§ Document text
****************************************

EP by Queen
- Released: 20 May 1977
- Recorded: 1974–1976
- Studio: Various
- Genre: Rock
- Length: 14:10
- Label: EMI
- Producer: Queen

Queen chronology
| A Day at the Races (1976) | Queen's First E.P. (1977) | News of the World (1977) |

Singles from Queen's First E.P.
- "Good Old-Fashioned Lover Boy" Released: 20 May 1977;

= Queen's First E.P. =

1977 EP by Queen

Queen's First E.P. is the first and only extended play released during Freddie Mercury's lifetime by British rock band Queen. It was released on 20 May 1977 by EMI Records. The album consists of four tracks, one from each of their four most recent albums up to that point, with "Good Old-Fashioned Lover Boy" as the lead track.

== Music video ==
In 1977, Queen filmed a promotional video for "Good Old-Fashioned Lover Boy" in the Top of the Pops studios. The music video featured a drastically different arrangement of the song.

****************************************

§ Provided material
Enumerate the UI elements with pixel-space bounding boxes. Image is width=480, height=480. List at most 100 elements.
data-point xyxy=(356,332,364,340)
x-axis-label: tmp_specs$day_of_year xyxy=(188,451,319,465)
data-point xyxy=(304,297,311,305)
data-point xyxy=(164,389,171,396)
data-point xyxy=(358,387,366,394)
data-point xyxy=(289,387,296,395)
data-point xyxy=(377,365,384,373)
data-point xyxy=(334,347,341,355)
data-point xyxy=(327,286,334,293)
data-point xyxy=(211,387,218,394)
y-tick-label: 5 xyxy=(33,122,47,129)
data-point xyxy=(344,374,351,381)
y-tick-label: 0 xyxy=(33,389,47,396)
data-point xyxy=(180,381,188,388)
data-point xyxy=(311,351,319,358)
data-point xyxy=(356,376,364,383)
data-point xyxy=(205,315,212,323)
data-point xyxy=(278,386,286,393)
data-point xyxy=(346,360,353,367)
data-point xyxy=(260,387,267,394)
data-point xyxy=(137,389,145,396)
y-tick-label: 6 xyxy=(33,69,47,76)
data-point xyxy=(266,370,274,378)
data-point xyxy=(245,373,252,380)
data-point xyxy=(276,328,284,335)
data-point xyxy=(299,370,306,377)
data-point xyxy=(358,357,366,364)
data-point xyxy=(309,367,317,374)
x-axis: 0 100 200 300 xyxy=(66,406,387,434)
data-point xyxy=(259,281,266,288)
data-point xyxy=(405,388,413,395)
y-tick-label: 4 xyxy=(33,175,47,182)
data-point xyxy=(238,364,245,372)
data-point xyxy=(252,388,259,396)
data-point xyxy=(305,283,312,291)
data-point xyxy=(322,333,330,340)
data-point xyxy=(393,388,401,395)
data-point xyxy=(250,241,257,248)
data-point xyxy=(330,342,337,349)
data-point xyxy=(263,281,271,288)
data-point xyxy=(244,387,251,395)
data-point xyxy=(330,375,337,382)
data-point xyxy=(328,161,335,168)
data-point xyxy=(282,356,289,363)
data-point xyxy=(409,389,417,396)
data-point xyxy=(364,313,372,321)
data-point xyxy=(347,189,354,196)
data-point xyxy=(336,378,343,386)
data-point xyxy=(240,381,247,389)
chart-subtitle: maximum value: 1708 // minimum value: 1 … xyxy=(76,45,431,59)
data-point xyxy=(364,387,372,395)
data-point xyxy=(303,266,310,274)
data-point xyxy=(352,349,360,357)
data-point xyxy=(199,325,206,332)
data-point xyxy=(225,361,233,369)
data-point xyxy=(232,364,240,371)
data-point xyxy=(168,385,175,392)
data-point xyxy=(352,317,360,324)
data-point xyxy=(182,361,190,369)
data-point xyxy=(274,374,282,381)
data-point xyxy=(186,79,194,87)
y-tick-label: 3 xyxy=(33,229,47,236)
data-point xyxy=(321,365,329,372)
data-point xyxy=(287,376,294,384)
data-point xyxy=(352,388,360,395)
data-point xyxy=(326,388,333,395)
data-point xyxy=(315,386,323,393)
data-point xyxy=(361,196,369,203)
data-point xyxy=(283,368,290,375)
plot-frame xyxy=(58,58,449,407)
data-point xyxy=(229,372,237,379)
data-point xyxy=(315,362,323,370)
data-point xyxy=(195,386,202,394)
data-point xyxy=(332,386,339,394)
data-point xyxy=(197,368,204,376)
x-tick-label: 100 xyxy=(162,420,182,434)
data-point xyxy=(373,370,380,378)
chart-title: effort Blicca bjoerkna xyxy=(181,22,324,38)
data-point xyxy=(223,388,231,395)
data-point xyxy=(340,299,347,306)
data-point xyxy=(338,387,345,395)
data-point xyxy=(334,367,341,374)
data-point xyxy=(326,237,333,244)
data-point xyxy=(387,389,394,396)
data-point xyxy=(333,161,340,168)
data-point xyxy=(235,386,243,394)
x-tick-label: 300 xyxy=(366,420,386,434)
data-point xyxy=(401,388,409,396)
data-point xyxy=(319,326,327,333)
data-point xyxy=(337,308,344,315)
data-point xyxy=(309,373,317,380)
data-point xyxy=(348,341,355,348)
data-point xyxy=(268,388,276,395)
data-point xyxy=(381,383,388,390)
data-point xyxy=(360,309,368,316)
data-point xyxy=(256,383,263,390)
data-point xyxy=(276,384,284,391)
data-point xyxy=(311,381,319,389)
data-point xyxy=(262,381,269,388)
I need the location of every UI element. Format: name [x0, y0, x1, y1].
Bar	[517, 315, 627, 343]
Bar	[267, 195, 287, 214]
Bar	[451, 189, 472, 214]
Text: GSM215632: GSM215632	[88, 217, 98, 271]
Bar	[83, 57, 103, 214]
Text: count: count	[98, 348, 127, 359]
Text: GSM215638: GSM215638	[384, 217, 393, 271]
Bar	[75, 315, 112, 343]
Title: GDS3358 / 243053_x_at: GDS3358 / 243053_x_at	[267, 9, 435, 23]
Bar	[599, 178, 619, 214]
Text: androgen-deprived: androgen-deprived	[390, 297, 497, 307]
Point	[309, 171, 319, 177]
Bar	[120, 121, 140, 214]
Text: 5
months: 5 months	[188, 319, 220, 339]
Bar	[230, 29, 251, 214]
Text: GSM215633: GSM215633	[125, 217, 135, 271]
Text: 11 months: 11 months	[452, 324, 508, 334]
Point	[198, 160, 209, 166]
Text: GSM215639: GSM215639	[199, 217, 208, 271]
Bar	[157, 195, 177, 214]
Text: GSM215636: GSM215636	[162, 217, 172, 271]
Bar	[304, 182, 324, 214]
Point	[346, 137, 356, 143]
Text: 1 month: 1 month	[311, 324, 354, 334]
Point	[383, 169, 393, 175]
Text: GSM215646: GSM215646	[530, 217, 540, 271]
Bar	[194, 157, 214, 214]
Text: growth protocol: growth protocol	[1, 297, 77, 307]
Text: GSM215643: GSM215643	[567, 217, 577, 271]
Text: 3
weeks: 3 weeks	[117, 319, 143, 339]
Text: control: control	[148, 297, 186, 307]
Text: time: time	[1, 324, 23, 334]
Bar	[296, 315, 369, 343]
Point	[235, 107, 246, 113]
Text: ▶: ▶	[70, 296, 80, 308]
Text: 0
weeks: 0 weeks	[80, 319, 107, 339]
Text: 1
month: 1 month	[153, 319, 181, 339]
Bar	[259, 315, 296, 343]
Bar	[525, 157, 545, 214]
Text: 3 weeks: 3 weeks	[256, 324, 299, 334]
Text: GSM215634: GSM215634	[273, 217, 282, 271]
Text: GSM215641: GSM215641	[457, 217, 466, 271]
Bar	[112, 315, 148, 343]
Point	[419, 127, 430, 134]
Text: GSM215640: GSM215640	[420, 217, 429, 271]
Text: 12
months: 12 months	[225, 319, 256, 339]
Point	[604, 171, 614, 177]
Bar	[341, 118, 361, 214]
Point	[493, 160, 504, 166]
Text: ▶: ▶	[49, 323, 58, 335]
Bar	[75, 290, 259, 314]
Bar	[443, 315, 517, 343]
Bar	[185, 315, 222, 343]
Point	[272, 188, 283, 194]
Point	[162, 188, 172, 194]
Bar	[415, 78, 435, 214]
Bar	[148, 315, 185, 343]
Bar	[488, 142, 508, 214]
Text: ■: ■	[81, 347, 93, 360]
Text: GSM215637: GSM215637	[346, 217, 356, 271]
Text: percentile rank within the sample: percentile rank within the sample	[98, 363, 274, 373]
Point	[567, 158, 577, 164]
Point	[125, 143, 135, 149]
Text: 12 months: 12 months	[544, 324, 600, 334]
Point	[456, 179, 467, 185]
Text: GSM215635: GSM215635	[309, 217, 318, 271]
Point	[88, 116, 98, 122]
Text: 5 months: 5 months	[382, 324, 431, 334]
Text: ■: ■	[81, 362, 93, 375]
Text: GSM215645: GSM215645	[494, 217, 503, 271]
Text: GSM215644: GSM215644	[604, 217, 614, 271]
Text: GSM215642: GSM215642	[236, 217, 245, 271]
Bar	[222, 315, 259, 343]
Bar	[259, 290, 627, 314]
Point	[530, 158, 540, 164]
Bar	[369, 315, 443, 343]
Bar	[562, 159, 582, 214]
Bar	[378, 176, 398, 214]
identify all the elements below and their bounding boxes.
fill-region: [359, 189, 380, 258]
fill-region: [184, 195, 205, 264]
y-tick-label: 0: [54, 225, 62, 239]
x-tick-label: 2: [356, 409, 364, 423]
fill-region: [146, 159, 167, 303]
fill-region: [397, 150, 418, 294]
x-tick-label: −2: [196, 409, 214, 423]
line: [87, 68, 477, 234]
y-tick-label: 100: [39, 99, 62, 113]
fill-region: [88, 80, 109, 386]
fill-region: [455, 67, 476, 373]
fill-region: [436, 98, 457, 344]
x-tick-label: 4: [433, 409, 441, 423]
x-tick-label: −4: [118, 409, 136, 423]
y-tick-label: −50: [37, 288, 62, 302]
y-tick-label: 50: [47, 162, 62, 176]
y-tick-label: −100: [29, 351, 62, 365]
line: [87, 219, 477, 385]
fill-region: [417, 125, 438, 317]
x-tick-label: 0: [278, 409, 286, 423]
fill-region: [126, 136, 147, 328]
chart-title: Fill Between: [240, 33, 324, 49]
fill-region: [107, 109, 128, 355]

****************************************

§ Problems to solve
1. Condense the paragraph of the Queen's First E.P. article that begins "Queen's First E.P. is the first and only" into a shorter version that keeps its main facts.
2. Using the Queen's First E.P. article, answer these questions:
(a) Across which years was the EP recorded?
(b) Which release follows the EP in the Queen chronology?
(c) Where did Queen film the promotional video for "Good Old-Fashioned Lover Boy"?
3. Repeat word for word the stretch of the Queen's First E.P. article from "Queen's First E.P. is" through "the lead track.".
The data plays no part in what follows and can be set aside.

§ Expected outputs
1. Queen's First E.P., released by EMI Records on 20 May 1977, was the only extended play British rock band Queen issued in Freddie Mercury's lifetime. Its four tracks each come from one of the band's four latest albums, led by "Good Old-Fashioned Lover Boy."

2.
(a) 1974–1976
(b) News of the World (1977)
(c) In the Top of the Pops studios

3.
Queen's First E.P. is the first and only extended play released during Freddie Mercury's lifetime by British rock band Queen. It was released on 20 May 1977 by EMI Records. The album consists of four tracks, one from each of their four most recent albums up to that point, with "Good Old-Fashioned Lover Boy" as the lead track.